- [SHORT EXERCISE]:
Print the records below word for word, but leave out the pictures.

###

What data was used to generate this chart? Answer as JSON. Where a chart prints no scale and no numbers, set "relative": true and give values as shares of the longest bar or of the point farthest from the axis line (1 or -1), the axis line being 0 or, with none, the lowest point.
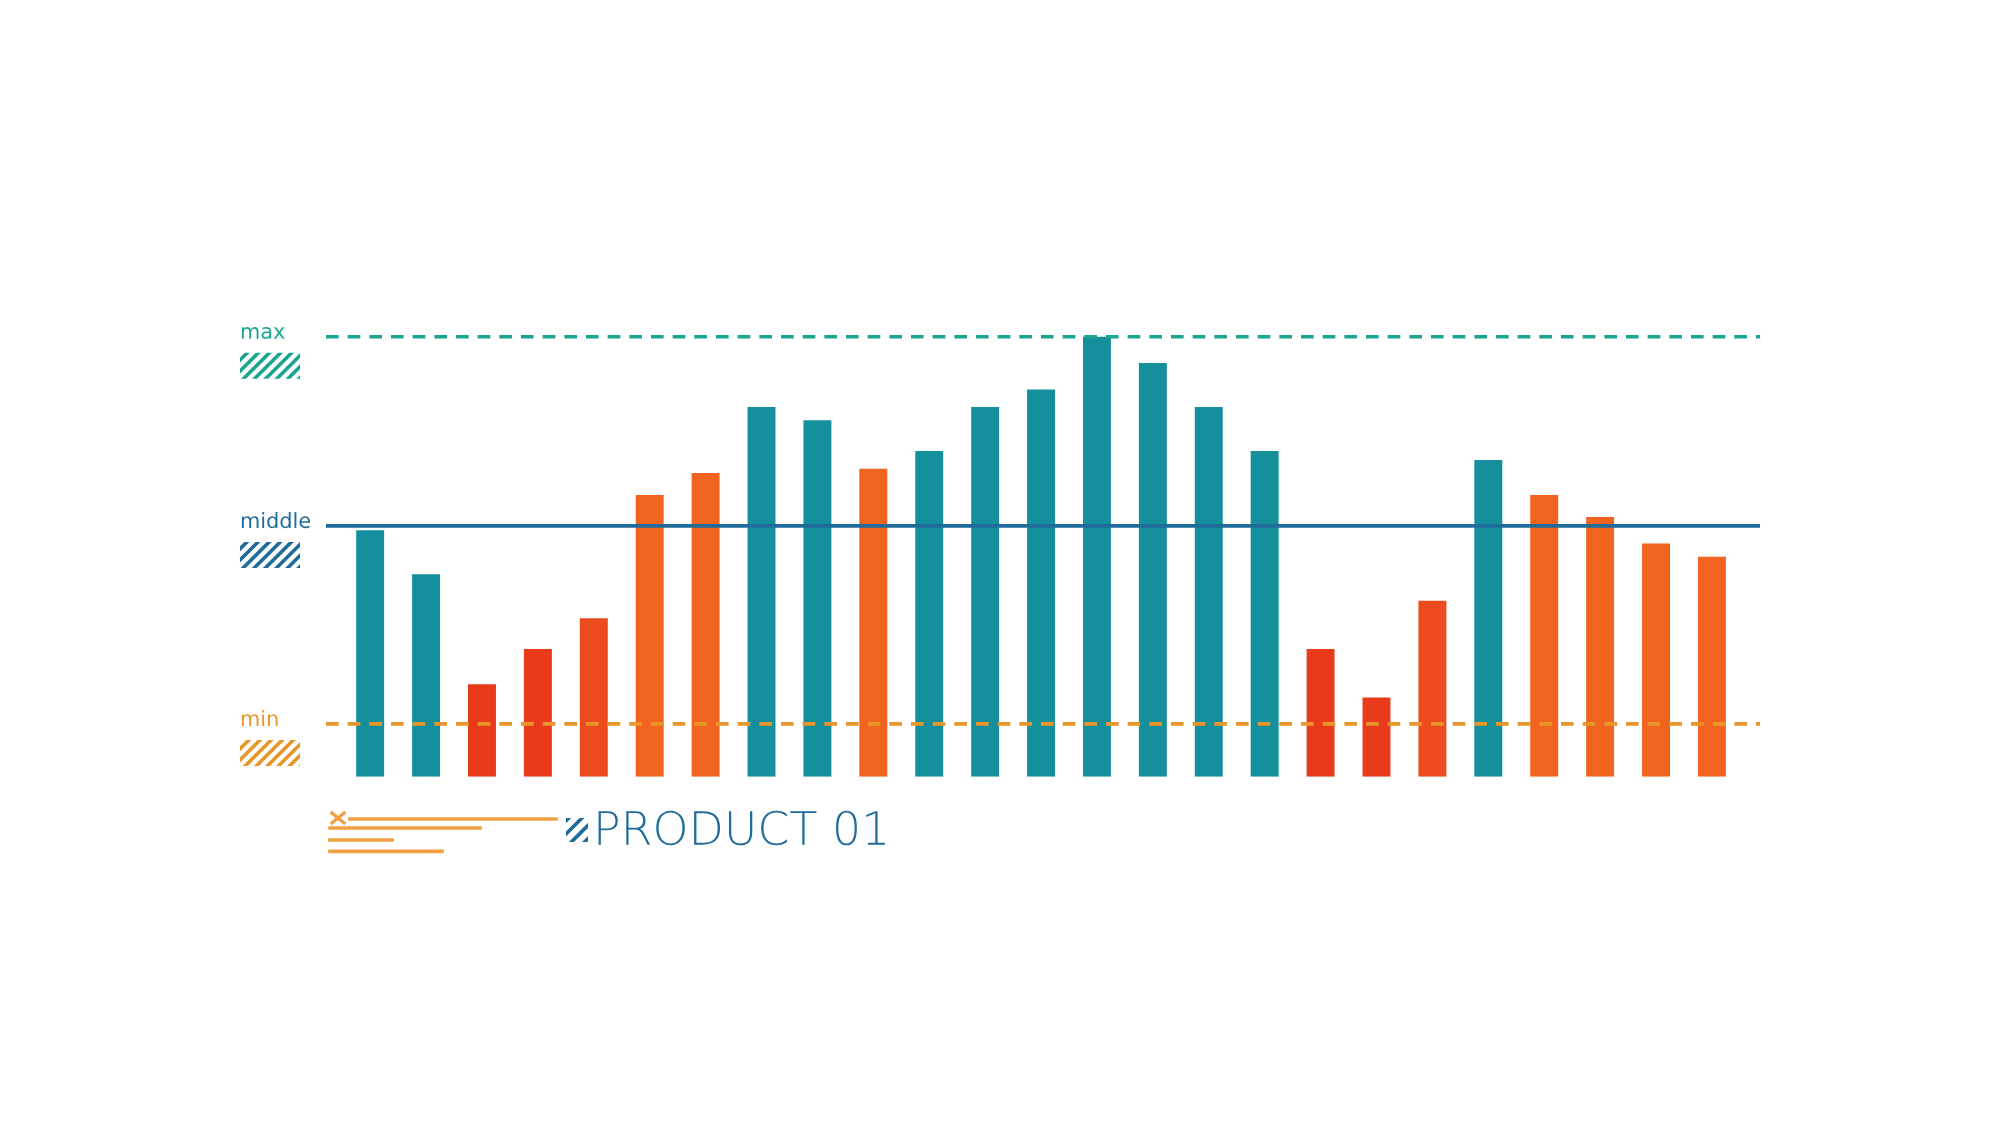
{
  "chart_data": {
    "type": "bar",
    "title": "PRODUCT 01",
    "relative": true,
    "categories": [
      null,
      null,
      null,
      null,
      null,
      null,
      null,
      null,
      null,
      null,
      null,
      null,
      null,
      null,
      null,
      null,
      null,
      null,
      null,
      null,
      null,
      null,
      null,
      null,
      null
    ],
    "values": [
      0.56,
      0.46,
      0.21,
      0.29,
      0.36,
      0.64,
      0.69,
      0.84,
      0.81,
      0.7,
      0.74,
      0.84,
      0.88,
      1.0,
      0.94,
      0.84,
      0.74,
      0.29,
      0.18,
      0.4,
      0.72,
      0.64,
      0.59,
      0.53,
      0.5
    ],
    "colors": [
      "#168f9c",
      "#168f9c",
      "#e93a1c",
      "#e93a1c",
      "#ec4c1d",
      "#f0641f",
      "#f0641f",
      "#168f9c",
      "#168f9c",
      "#f0641f",
      "#168f9c",
      "#168f9c",
      "#168f9c",
      "#168f9c",
      "#168f9c",
      "#168f9c",
      "#168f9c",
      "#e93a1c",
      "#e93a1c",
      "#ec4c1d",
      "#168f9c",
      "#f0641f",
      "#f0641f",
      "#f0641f",
      "#f0641f"
    ],
    "ref_lines": [
      {
        "axis": "y",
        "value": 1.0,
        "label": "max",
        "color": "#1aa590",
        "line_style": "dashed"
      },
      {
        "axis": "y",
        "value": 0.57,
        "label": "middle",
        "color": "#1f6b9a",
        "line_style": "solid"
      },
      {
        "axis": "y",
        "value": 0.12,
        "label": "min",
        "color": "#e8962a",
        "line_style": "dashed"
      }
    ]
  }
}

###

- [CORRECT ANSWER]:
What data was used to generate this chart? Answer as JSON. Where a chart prints no scale and no numbers, set "relative": true and give values as shares of the longest bar or of the point farthest from the axis line (1 or -1), the axis line being 0 or, with none, the lowest point.
{
  "chart_data": {
    "type": "bar",
    "title": "PRODUCT 01",
    "relative": true,
    "categories": [
      null,
      null,
      null,
      null,
      null,
      null,
      null,
      null,
      null,
      null,
      null,
      null,
      null,
      null,
      null,
      null,
      null,
      null,
      null,
      null,
      null,
      null,
      null,
      null,
      null
    ],
    "values": [
      0.56,
      0.46,
      0.21,
      0.29,
      0.36,
      0.64,
      0.69,
      0.84,
      0.81,
      0.7,
      0.74,
      0.84,
      0.88,
      1.0,
      0.94,
      0.84,
      0.74,
      0.29,
      0.18,
      0.4,
      0.72,
      0.64,
      0.59,
      0.53,
      0.5
    ],
    "colors": [
      "#168f9c",
      "#168f9c",
      "#e93a1c",
      "#e93a1c",
      "#ec4c1d",
      "#f0641f",
      "#f0641f",
      "#168f9c",
      "#168f9c",
      "#f0641f",
      "#168f9c",
      "#168f9c",
      "#168f9c",
      "#168f9c",
      "#168f9c",
      "#168f9c",
      "#168f9c",
      "#e93a1c",
      "#e93a1c",
      "#ec4c1d",
      "#168f9c",
      "#f0641f",
      "#f0641f",
      "#f0641f",
      "#f0641f"
    ],
    "ref_lines": [
      {
        "axis": "y",
        "value": 1.0,
        "label": "max",
        "color": "#1aa590",
        "line_style": "dashed"
      },
      {
        "axis": "y",
        "value": 0.57,
        "label": "middle",
        "color": "#1f6b9a",
        "line_style": "solid"
      },
      {
        "axis": "y",
        "value": 0.12,
        "label": "min",
        "color": "#e8962a",
        "line_style": "dashed"
      }
    ]
  }
}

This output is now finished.